(Rows from a dataset)

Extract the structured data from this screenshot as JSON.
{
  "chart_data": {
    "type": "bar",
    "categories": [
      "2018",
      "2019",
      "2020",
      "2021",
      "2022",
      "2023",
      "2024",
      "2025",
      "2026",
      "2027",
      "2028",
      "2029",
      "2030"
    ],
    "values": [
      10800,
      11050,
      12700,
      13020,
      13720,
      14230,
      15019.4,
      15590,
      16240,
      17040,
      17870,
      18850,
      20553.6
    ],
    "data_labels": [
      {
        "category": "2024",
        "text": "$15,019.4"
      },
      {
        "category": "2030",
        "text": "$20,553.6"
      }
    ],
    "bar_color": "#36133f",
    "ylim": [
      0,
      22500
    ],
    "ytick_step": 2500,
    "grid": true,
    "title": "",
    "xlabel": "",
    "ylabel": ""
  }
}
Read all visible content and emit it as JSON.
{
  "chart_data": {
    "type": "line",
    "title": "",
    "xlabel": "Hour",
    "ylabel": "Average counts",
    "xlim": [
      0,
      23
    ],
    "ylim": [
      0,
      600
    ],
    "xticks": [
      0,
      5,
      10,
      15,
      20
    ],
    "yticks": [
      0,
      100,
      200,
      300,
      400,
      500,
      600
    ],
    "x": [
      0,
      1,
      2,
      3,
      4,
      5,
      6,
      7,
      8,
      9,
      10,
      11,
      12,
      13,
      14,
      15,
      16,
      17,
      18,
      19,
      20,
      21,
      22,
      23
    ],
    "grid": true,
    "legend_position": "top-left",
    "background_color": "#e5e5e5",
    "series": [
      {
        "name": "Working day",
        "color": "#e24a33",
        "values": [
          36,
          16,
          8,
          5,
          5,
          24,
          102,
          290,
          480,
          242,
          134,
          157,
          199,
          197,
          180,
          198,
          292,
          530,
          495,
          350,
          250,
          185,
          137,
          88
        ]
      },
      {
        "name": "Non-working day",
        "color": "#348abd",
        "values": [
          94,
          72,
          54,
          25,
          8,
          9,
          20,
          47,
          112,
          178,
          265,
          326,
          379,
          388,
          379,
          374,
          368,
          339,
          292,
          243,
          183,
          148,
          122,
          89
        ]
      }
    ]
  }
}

**Work to be completed**
Pull every line holding "name" out of the records.

**Right answer**
        "name": "Working day",
        "name": "Non-working day",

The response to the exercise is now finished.